Listing:
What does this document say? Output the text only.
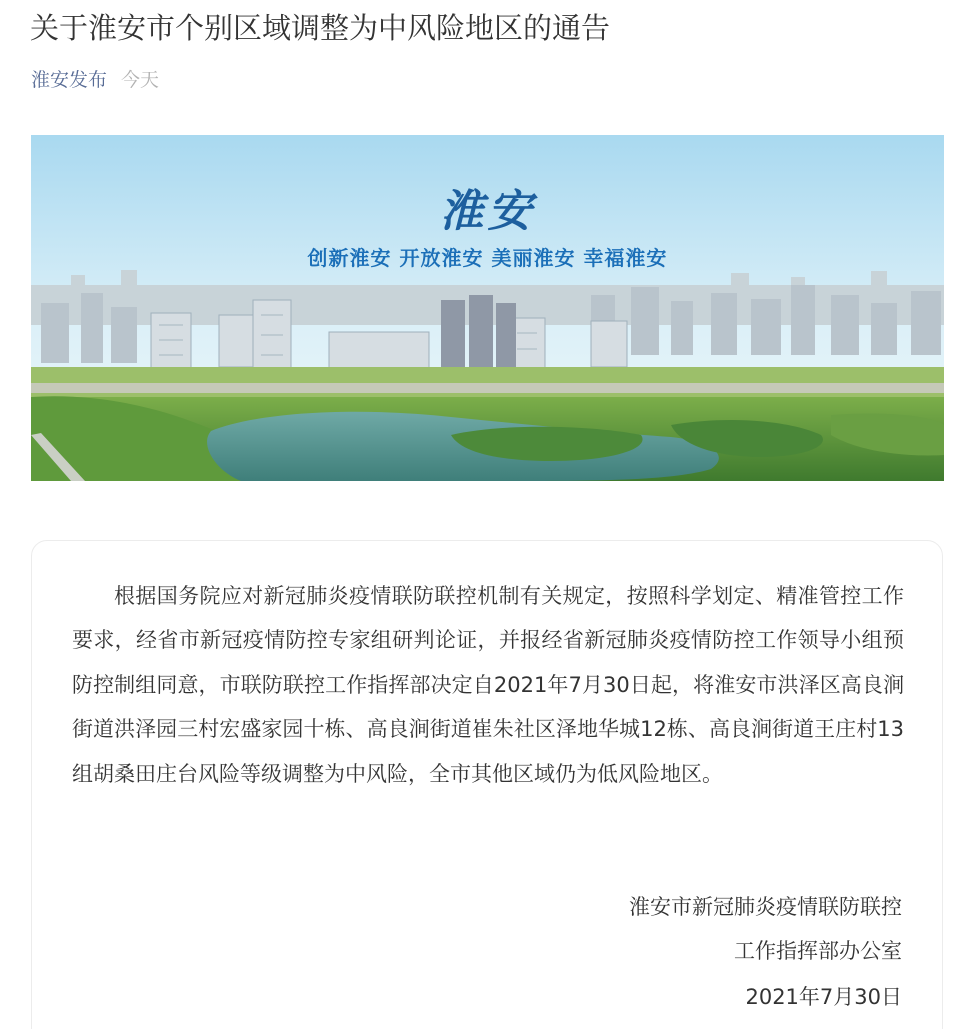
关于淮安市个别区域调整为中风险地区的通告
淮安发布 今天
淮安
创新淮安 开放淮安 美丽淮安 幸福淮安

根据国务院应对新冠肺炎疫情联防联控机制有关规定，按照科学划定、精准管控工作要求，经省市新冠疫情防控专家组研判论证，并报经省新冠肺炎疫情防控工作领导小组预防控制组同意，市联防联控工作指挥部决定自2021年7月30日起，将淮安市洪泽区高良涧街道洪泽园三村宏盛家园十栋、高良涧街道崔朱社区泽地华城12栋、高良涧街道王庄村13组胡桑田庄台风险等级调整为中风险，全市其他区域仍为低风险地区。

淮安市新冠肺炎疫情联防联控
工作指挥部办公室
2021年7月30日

Stated exercise:
Restate the whole listing above exactly, except for its images.

Written response:
What does this document say? Output the text only.
关于淮安市个别区域调整为中风险地区的通告
淮安发布 今天
淮安
创新淮安 开放淮安 美丽淮安 幸福淮安

根据国务院应对新冠肺炎疫情联防联控机制有关规定，按照科学划定、精准管控工作要求，经省市新冠疫情防控专家组研判论证，并报经省新冠肺炎疫情防控工作领导小组预防控制组同意，市联防联控工作指挥部决定自2021年7月30日起，将淮安市洪泽区高良涧街道洪泽园三村宏盛家园十栋、高良涧街道崔朱社区泽地华城12栋、高良涧街道王庄村13组胡桑田庄台风险等级调整为中风险，全市其他区域仍为低风险地区。

淮安市新冠肺炎疫情联防联控
工作指挥部办公室
2021年7月30日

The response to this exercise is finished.